## Requirement
Copy the data below exactly.

■ ■ ■ ■ ■

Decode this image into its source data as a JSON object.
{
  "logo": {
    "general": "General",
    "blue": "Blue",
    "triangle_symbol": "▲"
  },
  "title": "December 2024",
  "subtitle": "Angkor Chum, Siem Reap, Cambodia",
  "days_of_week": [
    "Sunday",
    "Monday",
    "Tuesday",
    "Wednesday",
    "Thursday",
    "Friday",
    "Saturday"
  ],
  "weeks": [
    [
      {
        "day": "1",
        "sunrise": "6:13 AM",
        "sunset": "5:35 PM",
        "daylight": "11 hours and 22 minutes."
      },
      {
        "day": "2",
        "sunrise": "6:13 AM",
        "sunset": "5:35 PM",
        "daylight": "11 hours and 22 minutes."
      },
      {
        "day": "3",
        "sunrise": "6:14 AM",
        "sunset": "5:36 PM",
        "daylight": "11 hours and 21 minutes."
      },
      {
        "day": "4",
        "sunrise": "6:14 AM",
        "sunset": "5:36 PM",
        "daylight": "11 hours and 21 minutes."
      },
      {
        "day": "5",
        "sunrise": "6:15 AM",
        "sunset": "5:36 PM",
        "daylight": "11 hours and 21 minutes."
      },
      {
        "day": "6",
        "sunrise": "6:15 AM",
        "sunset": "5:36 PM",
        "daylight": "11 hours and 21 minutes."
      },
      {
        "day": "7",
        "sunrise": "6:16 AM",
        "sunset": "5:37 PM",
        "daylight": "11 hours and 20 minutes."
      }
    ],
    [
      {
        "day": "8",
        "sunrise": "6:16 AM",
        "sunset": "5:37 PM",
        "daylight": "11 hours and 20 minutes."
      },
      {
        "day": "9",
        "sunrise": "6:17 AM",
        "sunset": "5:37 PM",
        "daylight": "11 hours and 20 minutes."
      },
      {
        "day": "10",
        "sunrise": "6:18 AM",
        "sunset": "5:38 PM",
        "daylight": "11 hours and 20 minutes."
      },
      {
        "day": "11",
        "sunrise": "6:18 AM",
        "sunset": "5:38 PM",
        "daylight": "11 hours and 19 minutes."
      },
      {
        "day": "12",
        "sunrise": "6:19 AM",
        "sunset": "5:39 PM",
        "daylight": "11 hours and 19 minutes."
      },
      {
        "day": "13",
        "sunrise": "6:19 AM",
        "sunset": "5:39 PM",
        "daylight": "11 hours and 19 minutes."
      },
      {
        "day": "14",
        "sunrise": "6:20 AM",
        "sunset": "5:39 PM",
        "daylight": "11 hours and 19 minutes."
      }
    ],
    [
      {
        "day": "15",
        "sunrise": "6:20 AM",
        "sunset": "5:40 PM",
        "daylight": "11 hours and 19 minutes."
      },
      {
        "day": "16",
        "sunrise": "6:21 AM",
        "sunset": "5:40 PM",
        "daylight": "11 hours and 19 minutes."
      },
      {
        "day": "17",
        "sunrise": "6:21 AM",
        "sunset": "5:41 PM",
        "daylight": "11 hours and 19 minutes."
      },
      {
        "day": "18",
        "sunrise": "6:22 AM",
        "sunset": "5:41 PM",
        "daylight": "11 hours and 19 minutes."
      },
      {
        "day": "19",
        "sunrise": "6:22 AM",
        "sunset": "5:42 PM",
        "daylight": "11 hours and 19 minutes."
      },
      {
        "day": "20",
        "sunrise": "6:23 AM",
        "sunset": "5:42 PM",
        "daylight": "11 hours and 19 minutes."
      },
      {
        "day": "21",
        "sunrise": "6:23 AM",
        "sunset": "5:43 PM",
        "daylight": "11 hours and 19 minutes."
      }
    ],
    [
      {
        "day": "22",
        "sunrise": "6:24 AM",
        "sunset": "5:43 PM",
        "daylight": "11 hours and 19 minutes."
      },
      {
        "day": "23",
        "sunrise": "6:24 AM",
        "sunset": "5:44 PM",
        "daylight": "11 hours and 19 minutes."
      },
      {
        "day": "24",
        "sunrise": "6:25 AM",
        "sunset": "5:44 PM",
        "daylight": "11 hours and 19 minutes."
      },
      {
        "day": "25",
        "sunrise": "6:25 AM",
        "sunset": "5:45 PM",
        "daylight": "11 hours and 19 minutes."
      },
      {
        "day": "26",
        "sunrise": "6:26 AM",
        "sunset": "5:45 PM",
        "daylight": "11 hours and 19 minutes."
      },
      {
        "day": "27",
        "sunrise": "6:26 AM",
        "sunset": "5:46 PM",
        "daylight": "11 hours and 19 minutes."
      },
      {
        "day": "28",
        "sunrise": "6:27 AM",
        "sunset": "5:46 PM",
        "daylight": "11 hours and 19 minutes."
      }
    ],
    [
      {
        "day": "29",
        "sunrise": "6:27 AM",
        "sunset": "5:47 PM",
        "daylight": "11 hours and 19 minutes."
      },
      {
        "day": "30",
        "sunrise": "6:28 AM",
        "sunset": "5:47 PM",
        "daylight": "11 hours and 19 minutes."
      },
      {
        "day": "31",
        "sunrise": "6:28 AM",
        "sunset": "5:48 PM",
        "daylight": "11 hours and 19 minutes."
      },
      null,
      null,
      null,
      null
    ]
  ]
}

■ ■ ■ ■ ■

## Reply to the exercise
Decode this image into its source data as a JSON object.
{
  "logo": {
    "general": "General",
    "blue": "Blue",
    "triangle_symbol": "▲"
  },
  "title": "December 2024",
  "subtitle": "Angkor Chum, Siem Reap, Cambodia",
  "days_of_week": [
    "Sunday",
    "Monday",
    "Tuesday",
    "Wednesday",
    "Thursday",
    "Friday",
    "Saturday"
  ],
  "weeks": [
    [
      {
        "day": "1",
        "sunrise": "6:13 AM",
        "sunset": "5:35 PM",
        "daylight": "11 hours and 22 minutes."
      },
      {
        "day": "2",
        "sunrise": "6:13 AM",
        "sunset": "5:35 PM",
        "daylight": "11 hours and 22 minutes."
      },
      {
        "day": "3",
        "sunrise": "6:14 AM",
        "sunset": "5:36 PM",
        "daylight": "11 hours and 21 minutes."
      },
      {
        "day": "4",
        "sunrise": "6:14 AM",
        "sunset": "5:36 PM",
        "daylight": "11 hours and 21 minutes."
      },
      {
        "day": "5",
        "sunrise": "6:15 AM",
        "sunset": "5:36 PM",
        "daylight": "11 hours and 21 minutes."
      },
      {
        "day": "6",
        "sunrise": "6:15 AM",
        "sunset": "5:36 PM",
        "daylight": "11 hours and 21 minutes."
      },
      {
        "day": "7",
        "sunrise": "6:16 AM",
        "sunset": "5:37 PM",
        "daylight": "11 hours and 20 minutes."
      }
    ],
    [
      {
        "day": "8",
        "sunrise": "6:16 AM",
        "sunset": "5:37 PM",
        "daylight": "11 hours and 20 minutes."
      },
      {
        "day": "9",
        "sunrise": "6:17 AM",
        "sunset": "5:37 PM",
        "daylight": "11 hours and 20 minutes."
      },
      {
        "day": "10",
        "sunrise": "6:18 AM",
        "sunset": "5:38 PM",
        "daylight": "11 hours and 20 minutes."
      },
      {
        "day": "11",
        "sunrise": "6:18 AM",
        "sunset": "5:38 PM",
        "daylight": "11 hours and 19 minutes."
      },
      {
        "day": "12",
        "sunrise": "6:19 AM",
        "sunset": "5:39 PM",
        "daylight": "11 hours and 19 minutes."
      },
      {
        "day": "13",
        "sunrise": "6:19 AM",
        "sunset": "5:39 PM",
        "daylight": "11 hours and 19 minutes."
      },
      {
        "day": "14",
        "sunrise": "6:20 AM",
        "sunset": "5:39 PM",
        "daylight": "11 hours and 19 minutes."
      }
    ],
    [
      {
        "day": "15",
        "sunrise": "6:20 AM",
        "sunset": "5:40 PM",
        "daylight": "11 hours and 19 minutes."
      },
      {
        "day": "16",
        "sunrise": "6:21 AM",
        "sunset": "5:40 PM",
        "daylight": "11 hours and 19 minutes."
      },
      {
        "day": "17",
        "sunrise": "6:21 AM",
        "sunset": "5:41 PM",
        "daylight": "11 hours and 19 minutes."
      },
      {
        "day": "18",
        "sunrise": "6:22 AM",
        "sunset": "5:41 PM",
        "daylight": "11 hours and 19 minutes."
      },
      {
        "day": "19",
        "sunrise": "6:22 AM",
        "sunset": "5:42 PM",
        "daylight": "11 hours and 19 minutes."
      },
      {
        "day": "20",
        "sunrise": "6:23 AM",
        "sunset": "5:42 PM",
        "daylight": "11 hours and 19 minutes."
      },
      {
        "day": "21",
        "sunrise": "6:23 AM",
        "sunset": "5:43 PM",
        "daylight": "11 hours and 19 minutes."
      }
    ],
    [
      {
        "day": "22",
        "sunrise": "6:24 AM",
        "sunset": "5:43 PM",
        "daylight": "11 hours and 19 minutes."
      },
      {
        "day": "23",
        "sunrise": "6:24 AM",
        "sunset": "5:44 PM",
        "daylight": "11 hours and 19 minutes."
      },
      {
        "day": "24",
        "sunrise": "6:25 AM",
        "sunset": "5:44 PM",
        "daylight": "11 hours and 19 minutes."
      },
      {
        "day": "25",
        "sunrise": "6:25 AM",
        "sunset": "5:45 PM",
        "daylight": "11 hours and 19 minutes."
      },
      {
        "day": "26",
        "sunrise": "6:26 AM",
        "sunset": "5:45 PM",
        "daylight": "11 hours and 19 minutes."
      },
      {
        "day": "27",
        "sunrise": "6:26 AM",
        "sunset": "5:46 PM",
        "daylight": "11 hours and 19 minutes."
      },
      {
        "day": "28",
        "sunrise": "6:27 AM",
        "sunset": "5:46 PM",
        "daylight": "11 hours and 19 minutes."
      }
    ],
    [
      {
        "day": "29",
        "sunrise": "6:27 AM",
        "sunset": "5:47 PM",
        "daylight": "11 hours and 19 minutes."
      },
      {
        "day": "30",
        "sunrise": "6:28 AM",
        "sunset": "5:47 PM",
        "daylight": "11 hours and 19 minutes."
      },
      {
        "day": "31",
        "sunrise": "6:28 AM",
        "sunset": "5:48 PM",
        "daylight": "11 hours and 19 minutes."
      },
      null,
      null,
      null,
      null
    ]
  ]
}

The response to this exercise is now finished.